-- Start of RECORDS FOR THE EXERCISE --
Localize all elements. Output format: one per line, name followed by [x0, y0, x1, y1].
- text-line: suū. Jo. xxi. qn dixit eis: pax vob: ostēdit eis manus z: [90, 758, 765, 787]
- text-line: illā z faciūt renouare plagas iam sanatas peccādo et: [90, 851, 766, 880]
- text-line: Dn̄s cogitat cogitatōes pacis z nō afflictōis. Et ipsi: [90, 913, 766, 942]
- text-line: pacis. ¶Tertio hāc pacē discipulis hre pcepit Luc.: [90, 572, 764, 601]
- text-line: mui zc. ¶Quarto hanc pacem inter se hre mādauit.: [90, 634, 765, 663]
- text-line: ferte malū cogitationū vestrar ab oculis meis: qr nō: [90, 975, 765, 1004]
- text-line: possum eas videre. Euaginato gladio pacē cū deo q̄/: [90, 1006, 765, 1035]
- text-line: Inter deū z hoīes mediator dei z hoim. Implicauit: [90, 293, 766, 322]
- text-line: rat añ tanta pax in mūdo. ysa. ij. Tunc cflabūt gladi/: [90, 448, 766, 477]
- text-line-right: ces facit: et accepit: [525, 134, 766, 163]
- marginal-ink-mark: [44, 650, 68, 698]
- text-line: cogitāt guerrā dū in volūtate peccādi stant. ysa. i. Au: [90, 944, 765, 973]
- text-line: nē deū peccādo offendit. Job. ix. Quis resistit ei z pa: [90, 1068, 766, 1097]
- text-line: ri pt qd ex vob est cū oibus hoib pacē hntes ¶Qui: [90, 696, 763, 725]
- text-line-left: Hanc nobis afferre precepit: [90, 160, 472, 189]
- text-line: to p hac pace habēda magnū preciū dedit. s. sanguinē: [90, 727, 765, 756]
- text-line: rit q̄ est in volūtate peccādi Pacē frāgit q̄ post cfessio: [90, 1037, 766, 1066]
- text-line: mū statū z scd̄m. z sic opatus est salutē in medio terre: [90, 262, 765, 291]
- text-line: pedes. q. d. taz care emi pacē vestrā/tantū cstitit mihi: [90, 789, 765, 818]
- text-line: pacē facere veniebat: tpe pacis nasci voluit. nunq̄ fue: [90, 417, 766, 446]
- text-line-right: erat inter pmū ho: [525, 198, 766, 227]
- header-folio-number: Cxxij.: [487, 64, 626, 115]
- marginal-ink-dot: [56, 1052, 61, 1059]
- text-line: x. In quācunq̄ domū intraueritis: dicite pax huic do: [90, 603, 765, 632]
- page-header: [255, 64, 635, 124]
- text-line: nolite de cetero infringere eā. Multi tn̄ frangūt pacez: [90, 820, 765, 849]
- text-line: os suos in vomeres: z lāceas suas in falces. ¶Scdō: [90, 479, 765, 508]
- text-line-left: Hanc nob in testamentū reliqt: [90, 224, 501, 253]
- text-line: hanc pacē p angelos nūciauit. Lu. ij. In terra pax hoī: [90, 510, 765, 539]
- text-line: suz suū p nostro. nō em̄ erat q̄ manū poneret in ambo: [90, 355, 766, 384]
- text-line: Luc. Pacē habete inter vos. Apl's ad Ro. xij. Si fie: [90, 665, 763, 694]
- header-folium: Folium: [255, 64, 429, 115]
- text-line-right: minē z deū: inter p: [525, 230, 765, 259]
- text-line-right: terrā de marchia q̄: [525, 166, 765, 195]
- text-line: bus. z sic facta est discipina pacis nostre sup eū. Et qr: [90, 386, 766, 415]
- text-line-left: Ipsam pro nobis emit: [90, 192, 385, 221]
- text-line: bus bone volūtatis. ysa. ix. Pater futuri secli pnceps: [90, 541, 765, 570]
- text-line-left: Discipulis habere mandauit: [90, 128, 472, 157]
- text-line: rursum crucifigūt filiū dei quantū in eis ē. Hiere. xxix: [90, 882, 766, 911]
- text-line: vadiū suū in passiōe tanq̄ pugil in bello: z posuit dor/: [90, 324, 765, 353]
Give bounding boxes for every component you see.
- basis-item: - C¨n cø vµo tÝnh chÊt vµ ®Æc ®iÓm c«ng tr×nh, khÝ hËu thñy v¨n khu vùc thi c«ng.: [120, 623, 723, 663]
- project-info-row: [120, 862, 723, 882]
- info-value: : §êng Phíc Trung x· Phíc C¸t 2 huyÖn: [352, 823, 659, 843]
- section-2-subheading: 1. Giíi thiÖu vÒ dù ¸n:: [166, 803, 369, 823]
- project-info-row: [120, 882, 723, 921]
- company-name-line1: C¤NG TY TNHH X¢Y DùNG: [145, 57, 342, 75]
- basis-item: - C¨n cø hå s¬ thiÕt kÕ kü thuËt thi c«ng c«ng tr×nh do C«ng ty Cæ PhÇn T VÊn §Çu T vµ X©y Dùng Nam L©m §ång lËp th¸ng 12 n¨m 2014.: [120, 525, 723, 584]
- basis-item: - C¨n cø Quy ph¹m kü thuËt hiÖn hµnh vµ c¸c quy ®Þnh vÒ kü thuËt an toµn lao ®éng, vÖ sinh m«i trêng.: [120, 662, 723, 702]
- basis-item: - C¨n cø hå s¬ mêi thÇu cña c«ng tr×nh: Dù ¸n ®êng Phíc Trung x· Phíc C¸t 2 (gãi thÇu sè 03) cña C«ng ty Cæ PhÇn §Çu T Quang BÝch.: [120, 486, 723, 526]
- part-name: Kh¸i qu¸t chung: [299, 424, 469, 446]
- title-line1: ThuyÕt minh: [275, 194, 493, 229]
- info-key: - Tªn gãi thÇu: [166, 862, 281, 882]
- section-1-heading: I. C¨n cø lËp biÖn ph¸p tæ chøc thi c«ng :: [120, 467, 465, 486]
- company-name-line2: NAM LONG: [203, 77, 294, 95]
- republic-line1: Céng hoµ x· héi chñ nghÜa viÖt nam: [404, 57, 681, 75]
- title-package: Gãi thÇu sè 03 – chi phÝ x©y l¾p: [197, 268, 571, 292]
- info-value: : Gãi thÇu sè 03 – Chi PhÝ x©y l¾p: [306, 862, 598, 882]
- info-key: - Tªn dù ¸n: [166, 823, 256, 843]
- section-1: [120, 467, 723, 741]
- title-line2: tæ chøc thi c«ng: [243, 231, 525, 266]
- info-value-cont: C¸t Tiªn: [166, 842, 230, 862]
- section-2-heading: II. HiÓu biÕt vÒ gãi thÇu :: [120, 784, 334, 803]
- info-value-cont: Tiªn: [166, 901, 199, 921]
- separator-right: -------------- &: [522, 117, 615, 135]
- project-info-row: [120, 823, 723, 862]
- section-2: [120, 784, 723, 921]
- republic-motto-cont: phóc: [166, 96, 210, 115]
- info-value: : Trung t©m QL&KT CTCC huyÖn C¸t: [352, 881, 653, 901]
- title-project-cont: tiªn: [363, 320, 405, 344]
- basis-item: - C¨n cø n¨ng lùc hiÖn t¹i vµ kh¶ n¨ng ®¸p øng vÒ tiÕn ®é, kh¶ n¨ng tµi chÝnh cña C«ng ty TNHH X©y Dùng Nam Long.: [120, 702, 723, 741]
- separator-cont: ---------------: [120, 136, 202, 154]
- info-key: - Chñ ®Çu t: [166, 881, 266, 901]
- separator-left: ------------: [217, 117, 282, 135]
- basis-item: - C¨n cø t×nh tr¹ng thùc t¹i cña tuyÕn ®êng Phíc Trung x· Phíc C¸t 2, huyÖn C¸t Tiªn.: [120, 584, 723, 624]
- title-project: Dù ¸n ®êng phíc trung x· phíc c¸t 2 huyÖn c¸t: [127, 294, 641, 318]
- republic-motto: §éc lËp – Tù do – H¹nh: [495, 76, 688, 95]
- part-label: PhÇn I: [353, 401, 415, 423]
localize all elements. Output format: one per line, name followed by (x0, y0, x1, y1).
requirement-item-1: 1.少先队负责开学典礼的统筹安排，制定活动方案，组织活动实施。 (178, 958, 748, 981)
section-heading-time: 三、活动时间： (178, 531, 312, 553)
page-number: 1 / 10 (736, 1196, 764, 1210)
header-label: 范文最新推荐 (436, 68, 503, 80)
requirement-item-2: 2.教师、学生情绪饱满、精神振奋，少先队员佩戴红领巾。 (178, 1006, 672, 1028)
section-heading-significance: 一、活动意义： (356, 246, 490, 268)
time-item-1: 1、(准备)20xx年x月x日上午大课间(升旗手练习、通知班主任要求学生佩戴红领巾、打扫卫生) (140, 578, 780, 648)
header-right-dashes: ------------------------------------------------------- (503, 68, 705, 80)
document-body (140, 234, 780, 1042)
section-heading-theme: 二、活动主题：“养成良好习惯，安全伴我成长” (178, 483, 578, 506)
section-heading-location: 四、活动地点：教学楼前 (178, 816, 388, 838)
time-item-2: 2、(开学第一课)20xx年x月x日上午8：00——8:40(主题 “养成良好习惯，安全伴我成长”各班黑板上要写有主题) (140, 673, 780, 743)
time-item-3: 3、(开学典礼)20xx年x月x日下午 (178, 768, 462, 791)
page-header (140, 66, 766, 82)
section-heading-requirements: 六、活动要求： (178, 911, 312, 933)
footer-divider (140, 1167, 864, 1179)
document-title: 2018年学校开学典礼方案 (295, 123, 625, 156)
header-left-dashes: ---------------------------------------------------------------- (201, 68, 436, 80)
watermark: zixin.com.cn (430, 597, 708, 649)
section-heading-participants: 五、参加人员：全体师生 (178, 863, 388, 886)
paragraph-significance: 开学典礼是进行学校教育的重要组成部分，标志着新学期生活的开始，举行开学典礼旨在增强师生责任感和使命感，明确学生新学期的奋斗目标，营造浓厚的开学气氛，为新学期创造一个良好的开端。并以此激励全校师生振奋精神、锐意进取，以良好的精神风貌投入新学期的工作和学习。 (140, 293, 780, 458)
-- End of RECORDS FOR THE EXERCISE --
§ **WHAT TO WORK ON**
Collect every line in the entries above that contains the string "nobis". Matching is case-sensitive.

§ **EXERCISE ANSWER**
- text-line-left: Hanc nobis afferre precepit: [90, 160, 472, 189]
- text-line-left: Ipsam pro nobis emit: [90, 192, 385, 221]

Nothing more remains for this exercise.